## DO THIS
Transcribe the entries below exactly; leave every image out.

Saved data entries

◆ ◆ ◆

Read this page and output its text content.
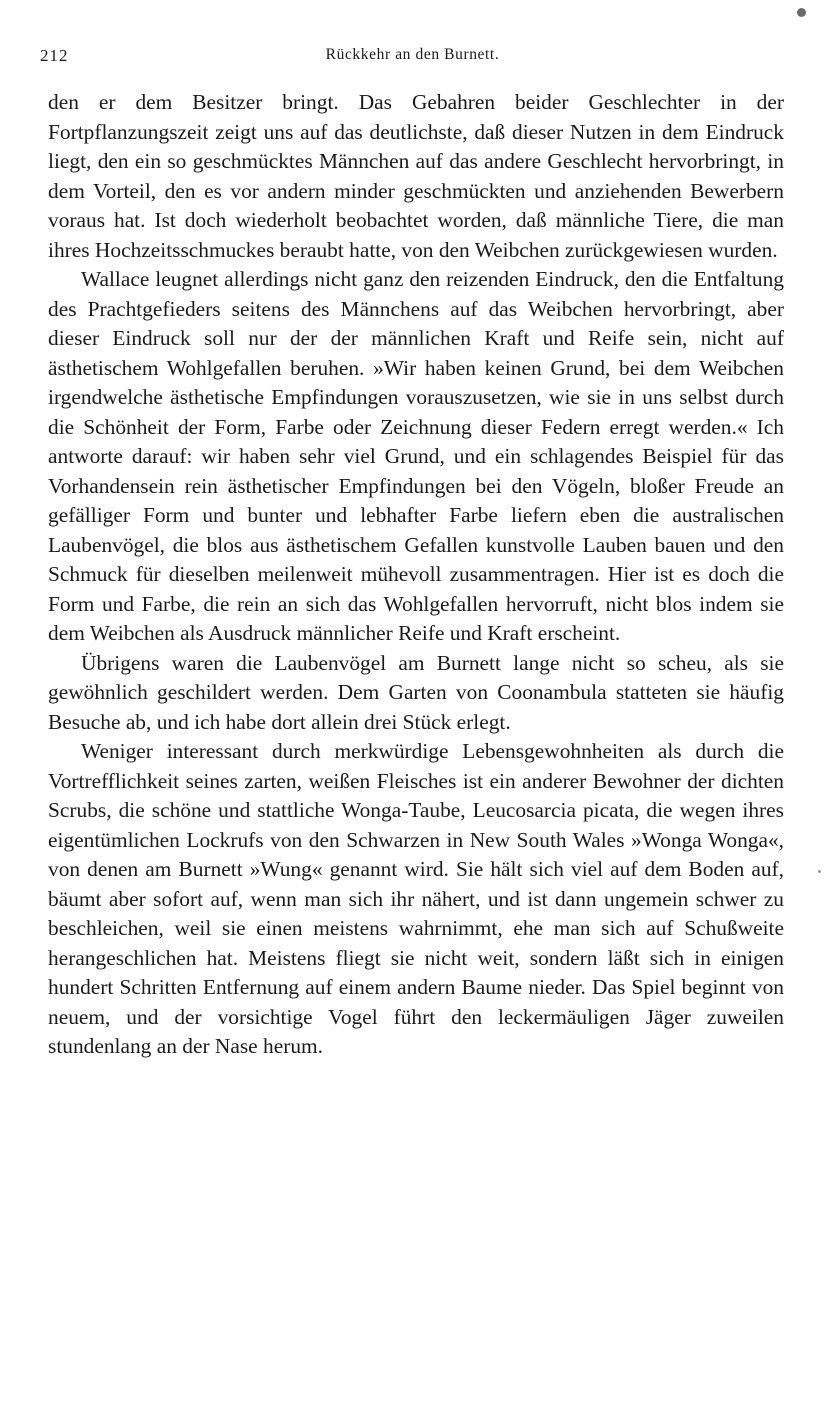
212	Rückkehr an den Burnett.

den er dem Besitzer bringt. Das Gebahren beider Geschlechter in der Fortpflanzungszeit zeigt uns auf das deutlichste, daß dieser Nutzen in dem Eindruck liegt, den ein so geschmücktes Männchen auf das andere Geschlecht hervorbringt, in dem Vorteil, den es vor andern minder geschmückten und anziehenden Bewerbern voraus hat. Ist doch wiederholt beobachtet worden, daß männliche Tiere, die man ihres Hochzeitsschmuckes beraubt hatte, von den Weibchen zurückgewiesen wurden.

Wallace leugnet allerdings nicht ganz den reizenden Eindruck, den die Entfaltung des Prachtgefieders seitens des Männchens auf das Weibchen hervorbringt, aber dieser Eindruck soll nur der der männlichen Kraft und Reife sein, nicht auf ästhetischem Wohlgefallen beruhen. »Wir haben keinen Grund, bei dem Weibchen irgendwelche ästhetische Empfindungen vorauszusetzen, wie sie in uns selbst durch die Schönheit der Form, Farbe oder Zeichnung dieser Federn erregt werden.« Ich antworte darauf: wir haben sehr viel Grund, und ein schlagendes Beispiel für das Vorhandensein rein ästhetischer Empfindungen bei den Vögeln, bloßer Freude an gefälliger Form und bunter und lebhafter Farbe liefern eben die australischen Laubenvögel, die blos aus ästhetischem Gefallen kunstvolle Lauben bauen und den Schmuck für dieselben meilenweit mühevoll zusammentragen. Hier ist es doch die Form und Farbe, die rein an sich das Wohlgefallen hervorruft, nicht blos indem sie dem Weibchen als Ausdruck männlicher Reife und Kraft erscheint.

Übrigens waren die Laubenvögel am Burnett lange nicht so scheu, als sie gewöhnlich geschildert werden. Dem Garten von Coonambula statteten sie häufig Besuche ab, und ich habe dort allein drei Stück erlegt.

Weniger interessant durch merkwürdige Lebensgewohnheiten als durch die Vortrefflichkeit seines zarten, weißen Fleisches ist ein anderer Bewohner der dichten Scrubs, die schöne und stattliche Wonga-Taube, Leucosarcia picata, die wegen ihres eigentümlichen Lockrufs von den Schwarzen in New South Wales »Wonga Wonga«, von denen am Burnett »Wung« genannt wird. Sie hält sich viel auf dem Boden auf, bäumt aber sofort auf, wenn man sich ihr nähert, und ist dann ungemein schwer zu beschleichen, weil sie einen meistens wahrnimmt, ehe man sich auf Schußweite herangeschlichen hat. Meistens fliegt sie nicht weit, sondern läßt sich in einigen hundert Schritten Entfernung auf einem andern Baume nieder. Das Spiel beginnt von neuem, und der vorsichtige Vogel führt den leckermäuligen Jäger zuweilen stundenlang an der Nase herum.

◆ ◆ ◆

## EXERCISE RESPONSE
Read this page and output its text content.
212	Rückkehr an den Burnett.

den er dem Besitzer bringt. Das Gebahren beider Geschlechter in der Fortpflanzungszeit zeigt uns auf das deutlichste, daß dieser Nutzen in dem Eindruck liegt, den ein so geschmücktes Männchen auf das andere Geschlecht hervorbringt, in dem Vorteil, den es vor andern minder geschmückten und anziehenden Bewerbern voraus hat. Ist doch wiederholt beobachtet worden, daß männliche Tiere, die man ihres Hochzeitsschmuckes beraubt hatte, von den Weibchen zurückgewiesen wurden.

Wallace leugnet allerdings nicht ganz den reizenden Eindruck, den die Entfaltung des Prachtgefieders seitens des Männchens auf das Weibchen hervorbringt, aber dieser Eindruck soll nur der der männlichen Kraft und Reife sein, nicht auf ästhetischem Wohlgefallen beruhen. »Wir haben keinen Grund, bei dem Weibchen irgendwelche ästhetische Empfindungen vorauszusetzen, wie sie in uns selbst durch die Schönheit der Form, Farbe oder Zeichnung dieser Federn erregt werden.« Ich antworte darauf: wir haben sehr viel Grund, und ein schlagendes Beispiel für das Vorhandensein rein ästhetischer Empfindungen bei den Vögeln, bloßer Freude an gefälliger Form und bunter und lebhafter Farbe liefern eben die australischen Laubenvögel, die blos aus ästhetischem Gefallen kunstvolle Lauben bauen und den Schmuck für dieselben meilenweit mühevoll zusammentragen. Hier ist es doch die Form und Farbe, die rein an sich das Wohlgefallen hervorruft, nicht blos indem sie dem Weibchen als Ausdruck männlicher Reife und Kraft erscheint.

Übrigens waren die Laubenvögel am Burnett lange nicht so scheu, als sie gewöhnlich geschildert werden. Dem Garten von Coonambula statteten sie häufig Besuche ab, und ich habe dort allein drei Stück erlegt.

Weniger interessant durch merkwürdige Lebensgewohnheiten als durch die Vortrefflichkeit seines zarten, weißen Fleisches ist ein anderer Bewohner der dichten Scrubs, die schöne und stattliche Wonga-Taube, Leucosarcia picata, die wegen ihres eigentümlichen Lockrufs von den Schwarzen in New South Wales »Wonga Wonga«, von denen am Burnett »Wung« genannt wird. Sie hält sich viel auf dem Boden auf, bäumt aber sofort auf, wenn man sich ihr nähert, und ist dann ungemein schwer zu beschleichen, weil sie einen meistens wahrnimmt, ehe man sich auf Schußweite herangeschlichen hat. Meistens fliegt sie nicht weit, sondern läßt sich in einigen hundert Schritten Entfernung auf einem andern Baume nieder. Das Spiel beginnt von neuem, und der vorsichtige Vogel führt den leckermäuligen Jäger zuweilen stundenlang an der Nase herum.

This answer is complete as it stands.